═══ Фрагмент документа ═══

Желание тишины
Коли заглядывать в мой послужной список, то —
читанные при свече и лампочке, при очках и без оных —
многие тысячи страниц стихов и прозы, эссеистики и
мемуаристики, наверняка столько же — исторических хроник,
философских трактатов и трудов по богословию…
Это не считая тех рукописей — в машинописи, от руки и
набитых на компьютере, — что бесперебойно накрывали и
накрывают то стараниями друзей, то желаниями приятелей,
то, само собой, слепотой графоманов.
И все это с некоторых пор и до сегодняшнего дня
прочитывалось с карандашом, с выписками, с непременным
западанием в душу и память.
И вся та правда и весь тот вымысел, над коими я
обливался слезами или смущался мыслью, без конца зудили,
упорно настаивая на том, что еще немного — ну две, ну три
тысячи страничек — и окружающий мир раскроется во все
стороны. «И в небесах я вижу Бога», — скажу я вслед за
Лермонтовым, «Вот сама истина», — вымолвлю вослед
Платону…
Увы, ни мудрее, ни совершеннее от всего прочитанного я
не стал, и коли и схожусь с первым, то в том месте, где он
мается («И скучно, и грустно, и некому руку подать…»), а если
соглашаюсь со вторым, то в той точке, где он растерян («Я
знаю, что ничего не знаю»)…
Если же оглядываться на «наше все», то бишь на
Пушкина, то и с ним мне сегодня много вернее именно в том
месте, где «нет счастья на земле, но счастья нет и выше», или
же в том бесконечном многоотточии «Отрывка», коим
разделены двинувшаяся и рассекающая волны корабельная
громада с внезапным, как инфарктное заикание, вопросом
«Куда ж нам плыть?».
Если же, глядя чрез курчавую голову русского гения,
выкликнуть уже мудреца библейского, то и здесь ничего
утешительного: «Многие знания — много печали»…
Никогда более, как в своем детстве — задолго до первой
тысячи книжных страничек, — я не понимал стариков.
Никогда более, как в своей сегодняшней перезрелости —
на гребне очередной миллионной страницы, — я не слышал
младенцев.

═══

Что нужно сделать —
Определите, соответствуют ли тексту «Желание тишины» утверждения (a), (b) и (c). На каждое ответьте «да» или «нет» и дословно процитируйте решающие слова текста. (a) От прочитанного автор стал мудрее. (b) Рукописи поступают в том числе стараниями друзей. (c) Чтение шло с карандашом и выписками.

═══ Перечень данных ═══

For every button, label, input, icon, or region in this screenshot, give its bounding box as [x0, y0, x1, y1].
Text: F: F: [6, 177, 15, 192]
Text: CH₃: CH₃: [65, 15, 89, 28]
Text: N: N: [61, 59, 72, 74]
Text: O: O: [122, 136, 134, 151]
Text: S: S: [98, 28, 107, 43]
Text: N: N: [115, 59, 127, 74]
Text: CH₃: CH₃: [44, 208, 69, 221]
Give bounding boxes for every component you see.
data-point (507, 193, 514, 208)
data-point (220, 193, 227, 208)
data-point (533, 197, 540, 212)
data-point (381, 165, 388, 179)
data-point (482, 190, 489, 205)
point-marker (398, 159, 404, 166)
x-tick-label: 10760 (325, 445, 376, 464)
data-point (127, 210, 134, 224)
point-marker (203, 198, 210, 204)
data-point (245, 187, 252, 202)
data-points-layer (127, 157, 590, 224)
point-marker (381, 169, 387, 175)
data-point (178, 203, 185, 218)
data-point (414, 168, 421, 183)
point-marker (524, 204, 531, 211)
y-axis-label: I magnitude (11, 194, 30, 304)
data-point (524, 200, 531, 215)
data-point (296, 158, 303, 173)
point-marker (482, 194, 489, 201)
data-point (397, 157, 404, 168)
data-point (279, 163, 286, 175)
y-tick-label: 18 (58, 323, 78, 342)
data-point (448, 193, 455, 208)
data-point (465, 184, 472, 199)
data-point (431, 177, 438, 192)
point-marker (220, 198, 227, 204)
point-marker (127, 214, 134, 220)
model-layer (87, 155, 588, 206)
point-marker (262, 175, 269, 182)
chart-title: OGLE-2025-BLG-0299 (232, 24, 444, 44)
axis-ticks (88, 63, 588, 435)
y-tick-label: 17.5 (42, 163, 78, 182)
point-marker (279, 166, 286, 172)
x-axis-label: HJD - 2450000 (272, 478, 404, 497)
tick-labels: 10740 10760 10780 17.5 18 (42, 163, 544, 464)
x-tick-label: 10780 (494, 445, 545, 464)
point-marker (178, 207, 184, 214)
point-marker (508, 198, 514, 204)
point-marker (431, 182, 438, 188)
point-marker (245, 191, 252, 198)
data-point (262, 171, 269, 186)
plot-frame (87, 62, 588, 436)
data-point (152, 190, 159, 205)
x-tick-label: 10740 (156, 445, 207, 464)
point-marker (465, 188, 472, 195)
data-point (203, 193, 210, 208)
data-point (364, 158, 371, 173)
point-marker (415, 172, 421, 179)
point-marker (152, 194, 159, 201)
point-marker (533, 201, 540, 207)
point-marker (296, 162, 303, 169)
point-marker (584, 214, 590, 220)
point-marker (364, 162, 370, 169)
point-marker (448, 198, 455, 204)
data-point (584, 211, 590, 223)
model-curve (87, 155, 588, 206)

═══

Решение задачи —
(a) Нет: «Увы, ни мудрее, ни совершеннее от всего прочитанного я не стал».
(b) Да: «то стараниями друзей».
(c) Да: «прочитывалось с карандашом, с выписками».